To be done » Copy every record below exactly.

══ Information supplied ══

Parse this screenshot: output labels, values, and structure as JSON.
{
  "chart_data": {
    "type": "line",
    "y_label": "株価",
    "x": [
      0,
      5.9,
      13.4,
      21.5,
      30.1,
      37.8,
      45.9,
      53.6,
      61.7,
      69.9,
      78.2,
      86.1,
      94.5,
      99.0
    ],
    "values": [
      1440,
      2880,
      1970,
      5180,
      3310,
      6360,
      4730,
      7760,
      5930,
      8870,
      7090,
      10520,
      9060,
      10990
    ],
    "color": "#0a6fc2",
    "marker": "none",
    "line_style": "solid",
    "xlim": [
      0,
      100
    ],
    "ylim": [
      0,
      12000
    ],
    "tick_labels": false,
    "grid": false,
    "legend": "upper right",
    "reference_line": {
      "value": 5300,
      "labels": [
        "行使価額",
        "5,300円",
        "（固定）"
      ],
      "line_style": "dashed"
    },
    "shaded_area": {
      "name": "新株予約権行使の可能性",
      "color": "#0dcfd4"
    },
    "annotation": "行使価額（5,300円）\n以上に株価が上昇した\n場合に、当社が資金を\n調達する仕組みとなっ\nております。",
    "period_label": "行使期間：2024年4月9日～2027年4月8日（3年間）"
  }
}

═══

Complete response »
Parse this screenshot: output labels, values, and structure as JSON.
{
  "chart_data": {
    "type": "line",
    "y_label": "株価",
    "x": [
      0,
      5.9,
      13.4,
      21.5,
      30.1,
      37.8,
      45.9,
      53.6,
      61.7,
      69.9,
      78.2,
      86.1,
      94.5,
      99.0
    ],
    "values": [
      1440,
      2880,
      1970,
      5180,
      3310,
      6360,
      4730,
      7760,
      5930,
      8870,
      7090,
      10520,
      9060,
      10990
    ],
    "color": "#0a6fc2",
    "marker": "none",
    "line_style": "solid",
    "xlim": [
      0,
      100
    ],
    "ylim": [
      0,
      12000
    ],
    "tick_labels": false,
    "grid": false,
    "legend": "upper right",
    "reference_line": {
      "value": 5300,
      "labels": [
        "行使価額",
        "5,300円",
        "（固定）"
      ],
      "line_style": "dashed"
    },
    "shaded_area": {
      "name": "新株予約権行使の可能性",
      "color": "#0dcfd4"
    },
    "annotation": "行使価額（5,300円）\n以上に株価が上昇した\n場合に、当社が資金を\n調達する仕組みとなっ\nております。",
    "period_label": "行使期間：2024年4月9日～2027年4月8日（3年間）"
  }
}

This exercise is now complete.